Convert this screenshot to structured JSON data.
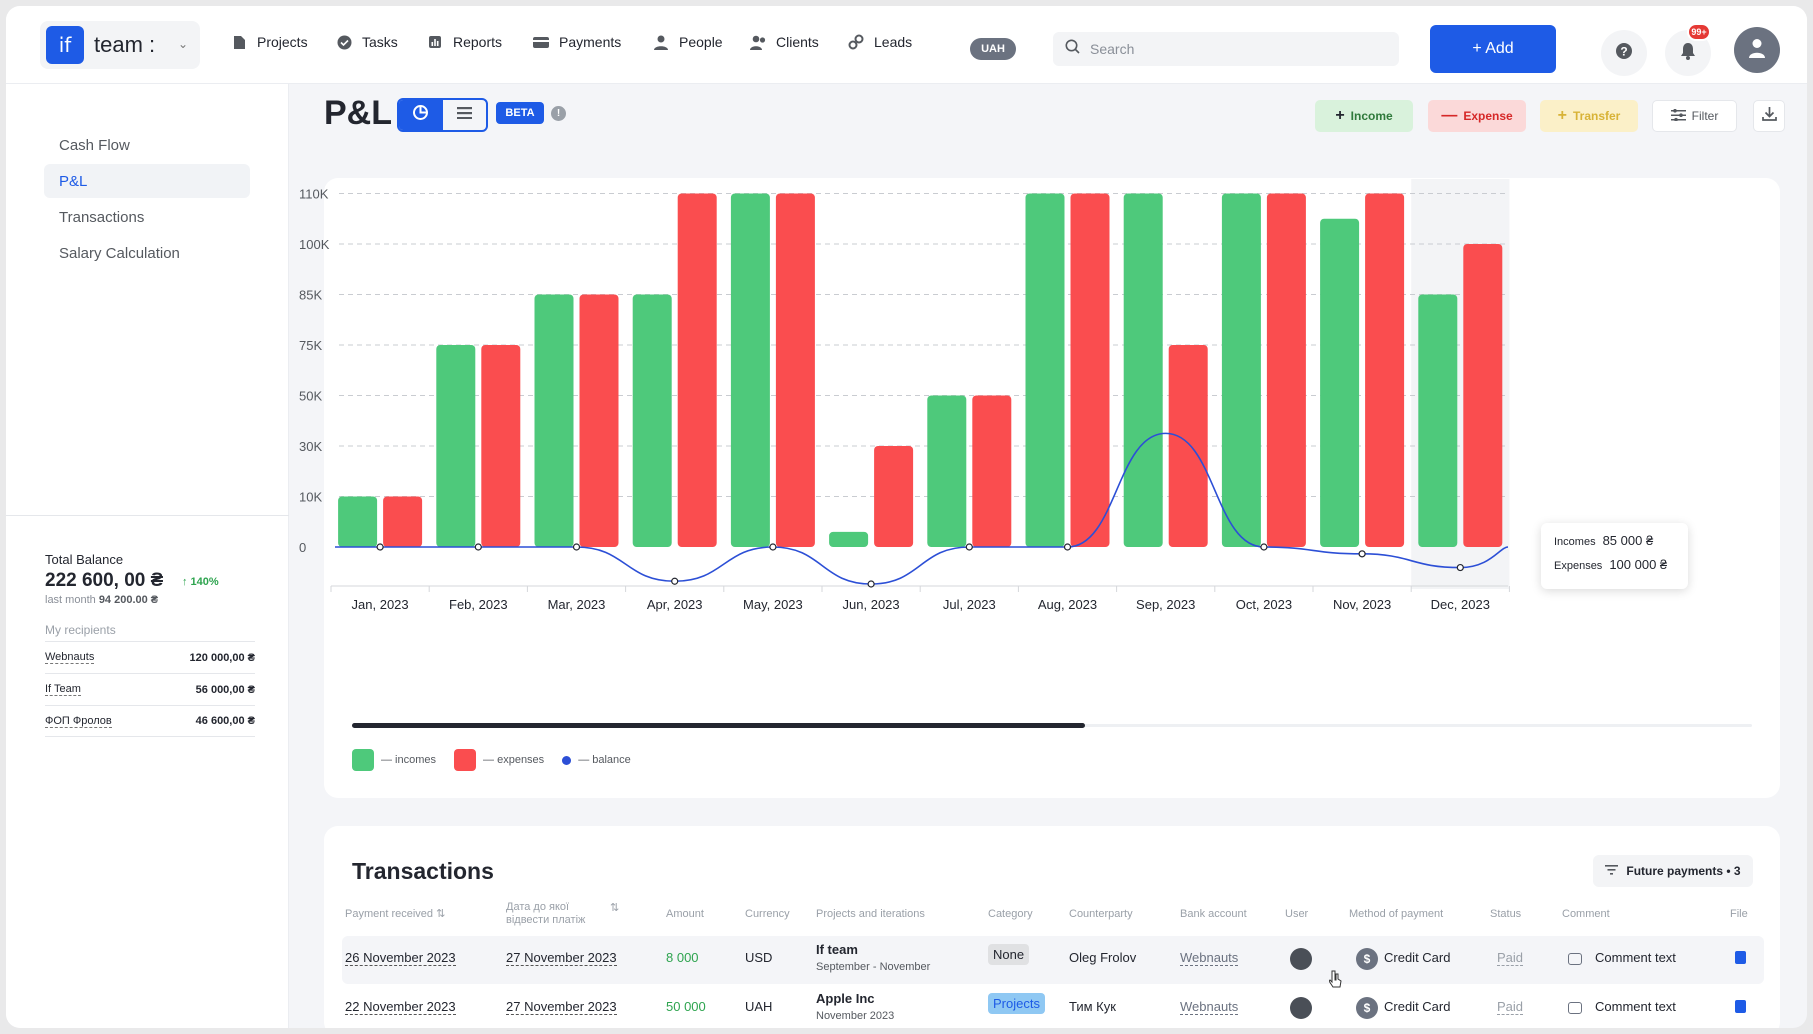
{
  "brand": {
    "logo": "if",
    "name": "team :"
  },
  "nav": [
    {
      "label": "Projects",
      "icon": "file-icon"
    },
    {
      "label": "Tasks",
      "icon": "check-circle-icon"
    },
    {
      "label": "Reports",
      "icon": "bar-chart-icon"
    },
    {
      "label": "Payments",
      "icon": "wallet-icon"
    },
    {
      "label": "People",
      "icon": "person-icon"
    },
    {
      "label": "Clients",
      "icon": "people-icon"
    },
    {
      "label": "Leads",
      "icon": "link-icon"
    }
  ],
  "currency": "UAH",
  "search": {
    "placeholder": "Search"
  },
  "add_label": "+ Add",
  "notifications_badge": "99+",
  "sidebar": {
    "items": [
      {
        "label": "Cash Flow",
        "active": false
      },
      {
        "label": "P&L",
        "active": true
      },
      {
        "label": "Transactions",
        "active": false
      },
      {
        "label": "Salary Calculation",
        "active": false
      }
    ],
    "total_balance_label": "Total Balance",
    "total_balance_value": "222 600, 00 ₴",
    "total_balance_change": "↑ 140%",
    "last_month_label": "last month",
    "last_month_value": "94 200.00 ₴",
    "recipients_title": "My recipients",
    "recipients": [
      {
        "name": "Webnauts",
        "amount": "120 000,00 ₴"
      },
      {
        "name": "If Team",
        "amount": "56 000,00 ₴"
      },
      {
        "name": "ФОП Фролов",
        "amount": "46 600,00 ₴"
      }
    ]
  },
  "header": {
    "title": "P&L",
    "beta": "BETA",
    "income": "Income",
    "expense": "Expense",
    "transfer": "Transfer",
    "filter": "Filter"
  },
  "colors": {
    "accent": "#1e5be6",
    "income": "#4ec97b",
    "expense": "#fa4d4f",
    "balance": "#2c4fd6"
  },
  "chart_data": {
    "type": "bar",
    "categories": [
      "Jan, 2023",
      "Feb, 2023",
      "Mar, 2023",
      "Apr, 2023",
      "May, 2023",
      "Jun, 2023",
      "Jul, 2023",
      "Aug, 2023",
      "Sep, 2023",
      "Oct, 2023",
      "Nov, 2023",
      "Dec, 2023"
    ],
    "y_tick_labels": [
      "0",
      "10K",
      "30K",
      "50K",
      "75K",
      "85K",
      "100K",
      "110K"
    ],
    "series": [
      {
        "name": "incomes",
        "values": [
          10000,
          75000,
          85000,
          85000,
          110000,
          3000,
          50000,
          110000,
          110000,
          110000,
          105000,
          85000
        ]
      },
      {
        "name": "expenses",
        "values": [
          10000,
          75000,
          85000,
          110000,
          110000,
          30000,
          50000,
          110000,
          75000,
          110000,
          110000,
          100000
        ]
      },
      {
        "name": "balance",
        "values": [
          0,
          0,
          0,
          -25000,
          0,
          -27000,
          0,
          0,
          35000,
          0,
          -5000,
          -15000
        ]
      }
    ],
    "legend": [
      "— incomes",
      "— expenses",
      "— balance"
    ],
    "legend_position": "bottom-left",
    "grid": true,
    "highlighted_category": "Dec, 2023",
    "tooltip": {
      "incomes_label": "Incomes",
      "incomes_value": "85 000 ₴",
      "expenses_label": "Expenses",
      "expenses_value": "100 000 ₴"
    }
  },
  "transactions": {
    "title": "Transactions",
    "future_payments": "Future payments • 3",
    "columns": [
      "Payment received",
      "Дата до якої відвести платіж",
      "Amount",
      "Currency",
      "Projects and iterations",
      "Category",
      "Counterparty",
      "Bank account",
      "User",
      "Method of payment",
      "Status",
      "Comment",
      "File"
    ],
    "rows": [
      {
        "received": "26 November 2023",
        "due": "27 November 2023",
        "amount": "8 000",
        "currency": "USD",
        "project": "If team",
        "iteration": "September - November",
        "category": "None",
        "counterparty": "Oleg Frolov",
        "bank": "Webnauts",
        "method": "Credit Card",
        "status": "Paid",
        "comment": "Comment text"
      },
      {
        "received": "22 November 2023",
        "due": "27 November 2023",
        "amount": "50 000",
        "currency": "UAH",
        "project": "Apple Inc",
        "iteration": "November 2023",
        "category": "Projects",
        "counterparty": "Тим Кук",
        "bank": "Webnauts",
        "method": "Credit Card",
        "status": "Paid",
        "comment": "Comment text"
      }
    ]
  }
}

-- -- --

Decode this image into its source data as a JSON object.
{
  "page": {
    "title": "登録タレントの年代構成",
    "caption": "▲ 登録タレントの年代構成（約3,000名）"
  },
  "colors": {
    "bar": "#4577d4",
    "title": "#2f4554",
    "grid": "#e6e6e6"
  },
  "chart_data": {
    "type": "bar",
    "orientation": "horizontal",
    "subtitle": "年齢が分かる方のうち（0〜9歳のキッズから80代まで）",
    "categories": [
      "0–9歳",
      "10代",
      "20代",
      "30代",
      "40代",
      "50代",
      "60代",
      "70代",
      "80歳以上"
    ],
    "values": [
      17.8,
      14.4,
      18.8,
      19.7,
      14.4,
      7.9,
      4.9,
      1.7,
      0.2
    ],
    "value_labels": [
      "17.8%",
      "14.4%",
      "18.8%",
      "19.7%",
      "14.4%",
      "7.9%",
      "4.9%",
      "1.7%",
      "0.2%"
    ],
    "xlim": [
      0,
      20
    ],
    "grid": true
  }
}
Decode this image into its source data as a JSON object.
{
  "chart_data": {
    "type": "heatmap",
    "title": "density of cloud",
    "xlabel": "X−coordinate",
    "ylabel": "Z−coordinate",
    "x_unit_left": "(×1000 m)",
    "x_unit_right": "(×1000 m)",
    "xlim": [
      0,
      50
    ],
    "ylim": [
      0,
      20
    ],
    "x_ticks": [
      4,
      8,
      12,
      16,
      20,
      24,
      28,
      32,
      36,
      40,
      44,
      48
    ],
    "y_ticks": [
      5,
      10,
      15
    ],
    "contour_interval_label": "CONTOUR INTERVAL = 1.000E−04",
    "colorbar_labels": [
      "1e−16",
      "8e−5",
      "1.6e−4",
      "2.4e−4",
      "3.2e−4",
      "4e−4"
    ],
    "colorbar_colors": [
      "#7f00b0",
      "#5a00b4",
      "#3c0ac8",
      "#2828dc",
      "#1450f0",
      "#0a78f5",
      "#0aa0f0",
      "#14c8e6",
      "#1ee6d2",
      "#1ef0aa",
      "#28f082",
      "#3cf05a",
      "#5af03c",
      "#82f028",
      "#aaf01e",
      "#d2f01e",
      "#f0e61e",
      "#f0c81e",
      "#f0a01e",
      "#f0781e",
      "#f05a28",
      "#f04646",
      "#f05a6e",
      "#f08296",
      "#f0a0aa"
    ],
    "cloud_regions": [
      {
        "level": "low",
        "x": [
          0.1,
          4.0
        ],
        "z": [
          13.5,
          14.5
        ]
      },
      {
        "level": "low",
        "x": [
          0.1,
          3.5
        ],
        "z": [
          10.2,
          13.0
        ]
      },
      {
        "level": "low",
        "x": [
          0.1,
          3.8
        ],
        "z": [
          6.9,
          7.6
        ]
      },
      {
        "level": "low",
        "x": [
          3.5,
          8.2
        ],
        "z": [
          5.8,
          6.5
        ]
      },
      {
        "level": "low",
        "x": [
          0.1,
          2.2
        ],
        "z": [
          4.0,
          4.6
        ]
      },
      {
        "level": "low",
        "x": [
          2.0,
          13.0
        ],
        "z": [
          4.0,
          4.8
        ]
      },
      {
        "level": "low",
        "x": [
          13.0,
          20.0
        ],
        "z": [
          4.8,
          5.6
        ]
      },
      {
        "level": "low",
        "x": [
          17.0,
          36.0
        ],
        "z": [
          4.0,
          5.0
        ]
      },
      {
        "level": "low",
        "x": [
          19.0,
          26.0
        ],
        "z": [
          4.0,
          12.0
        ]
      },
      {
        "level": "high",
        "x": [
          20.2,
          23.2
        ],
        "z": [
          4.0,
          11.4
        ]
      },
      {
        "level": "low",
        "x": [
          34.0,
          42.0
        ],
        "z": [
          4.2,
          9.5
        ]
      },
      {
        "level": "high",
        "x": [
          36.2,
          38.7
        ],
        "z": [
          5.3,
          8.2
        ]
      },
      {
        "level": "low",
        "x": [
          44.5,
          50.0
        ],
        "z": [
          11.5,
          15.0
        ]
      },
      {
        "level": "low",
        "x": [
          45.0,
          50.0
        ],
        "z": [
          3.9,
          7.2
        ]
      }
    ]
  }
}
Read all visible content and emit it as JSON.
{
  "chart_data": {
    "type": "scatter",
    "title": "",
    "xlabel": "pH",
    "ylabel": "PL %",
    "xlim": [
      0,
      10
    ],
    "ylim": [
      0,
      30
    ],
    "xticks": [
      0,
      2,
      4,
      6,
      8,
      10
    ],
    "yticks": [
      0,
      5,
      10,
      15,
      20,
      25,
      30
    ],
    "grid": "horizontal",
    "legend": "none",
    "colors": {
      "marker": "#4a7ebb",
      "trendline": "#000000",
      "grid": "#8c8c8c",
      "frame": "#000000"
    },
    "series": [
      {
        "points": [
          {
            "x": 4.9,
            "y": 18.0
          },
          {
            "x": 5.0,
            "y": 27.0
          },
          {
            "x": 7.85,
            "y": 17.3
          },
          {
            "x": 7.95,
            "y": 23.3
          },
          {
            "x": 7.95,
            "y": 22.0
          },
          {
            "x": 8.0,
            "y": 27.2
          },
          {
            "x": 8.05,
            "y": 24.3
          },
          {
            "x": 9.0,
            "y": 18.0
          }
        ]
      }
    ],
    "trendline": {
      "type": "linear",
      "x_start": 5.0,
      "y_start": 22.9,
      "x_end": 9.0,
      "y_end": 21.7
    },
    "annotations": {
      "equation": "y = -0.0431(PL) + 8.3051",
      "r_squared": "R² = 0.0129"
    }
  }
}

-- -- --

● Task brief
From the data, list each line in which the string "type" appears.

● Result of the task
    "type": "bar",
    "type": "bar",
    "type": "heatmap",
    "type": "scatter",
      "type": "linear",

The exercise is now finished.